──────── Records ────────

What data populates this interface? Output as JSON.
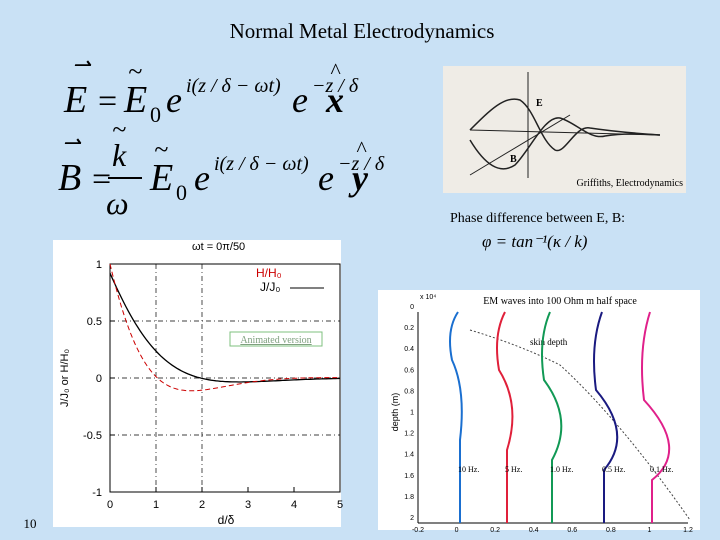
{
  "title": "Normal Metal Electrodynamics",
  "equations": [
    {
      "lhs": "E",
      "eq": "=",
      "coef": "E",
      "sub": "0",
      "exp1": "i(z / δ − ωt)",
      "exp2": "−z / δ",
      "unit": "x"
    },
    {
      "lhs": "B",
      "eq": "=",
      "num": "k",
      "den": "ω",
      "coef": "E",
      "sub": "0",
      "exp1": "i(z / δ − ωt)",
      "exp2": "−z / δ",
      "unit": "y"
    }
  ],
  "figure_caption": "Griffiths, Electrodynamics",
  "phase": {
    "text": "Phase difference between E, B:",
    "formula": "φ = tan⁻¹(κ / k)"
  },
  "left_plot": {
    "time_label": "ωt =   0π/50",
    "h_label": "H/H₀",
    "j_label": "J/J₀",
    "ylabel": "J/J₀ or H/H₀",
    "xlabel": "d/δ",
    "yticks": [
      "1",
      "0.5",
      "0",
      "-0.5",
      "-1"
    ],
    "xticks": [
      "0",
      "1",
      "2",
      "3",
      "4",
      "5"
    ],
    "link": "Animated version"
  },
  "right_plot": {
    "title": "EM waves into 100 Ohm m half space",
    "annotation": "skin depth",
    "ylabel": "depth (m)",
    "scale": "x 10⁴",
    "curves": [
      "10 Hz.",
      "5 Hz.",
      "1.0 Hz.",
      "0.5 Hz.",
      "0.1 Hz."
    ],
    "xticks": [
      "-0.2",
      "0",
      "0.2",
      "0.4",
      "0.6",
      "0.8",
      "1",
      "1.2"
    ],
    "yticks": [
      "0",
      "0.2",
      "0.4",
      "0.6",
      "0.8",
      "1",
      "1.2",
      "1.4",
      "1.6",
      "1.8",
      "2"
    ]
  },
  "slide_number": "10"
}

────────

Without including any pictures, output all the entries above exactly.

What data populates this interface? Output as JSON.
{
  "title": "Normal Metal Electrodynamics",
  "equations": [
    {
      "lhs": "E",
      "eq": "=",
      "coef": "E",
      "sub": "0",
      "exp1": "i(z / δ − ωt)",
      "exp2": "−z / δ",
      "unit": "x"
    },
    {
      "lhs": "B",
      "eq": "=",
      "num": "k",
      "den": "ω",
      "coef": "E",
      "sub": "0",
      "exp1": "i(z / δ − ωt)",
      "exp2": "−z / δ",
      "unit": "y"
    }
  ],
  "figure_caption": "Griffiths, Electrodynamics",
  "phase": {
    "text": "Phase difference between E, B:",
    "formula": "φ = tan⁻¹(κ / k)"
  },
  "left_plot": {
    "time_label": "ωt =   0π/50",
    "h_label": "H/H₀",
    "j_label": "J/J₀",
    "ylabel": "J/J₀ or H/H₀",
    "xlabel": "d/δ",
    "yticks": [
      "1",
      "0.5",
      "0",
      "-0.5",
      "-1"
    ],
    "xticks": [
      "0",
      "1",
      "2",
      "3",
      "4",
      "5"
    ],
    "link": "Animated version"
  },
  "right_plot": {
    "title": "EM waves into 100 Ohm m half space",
    "annotation": "skin depth",
    "ylabel": "depth (m)",
    "scale": "x 10⁴",
    "curves": [
      "10 Hz.",
      "5 Hz.",
      "1.0 Hz.",
      "0.5 Hz.",
      "0.1 Hz."
    ],
    "xticks": [
      "-0.2",
      "0",
      "0.2",
      "0.4",
      "0.6",
      "0.8",
      "1",
      "1.2"
    ],
    "yticks": [
      "0",
      "0.2",
      "0.4",
      "0.6",
      "0.8",
      "1",
      "1.2",
      "1.4",
      "1.6",
      "1.8",
      "2"
    ]
  },
  "slide_number": "10"
}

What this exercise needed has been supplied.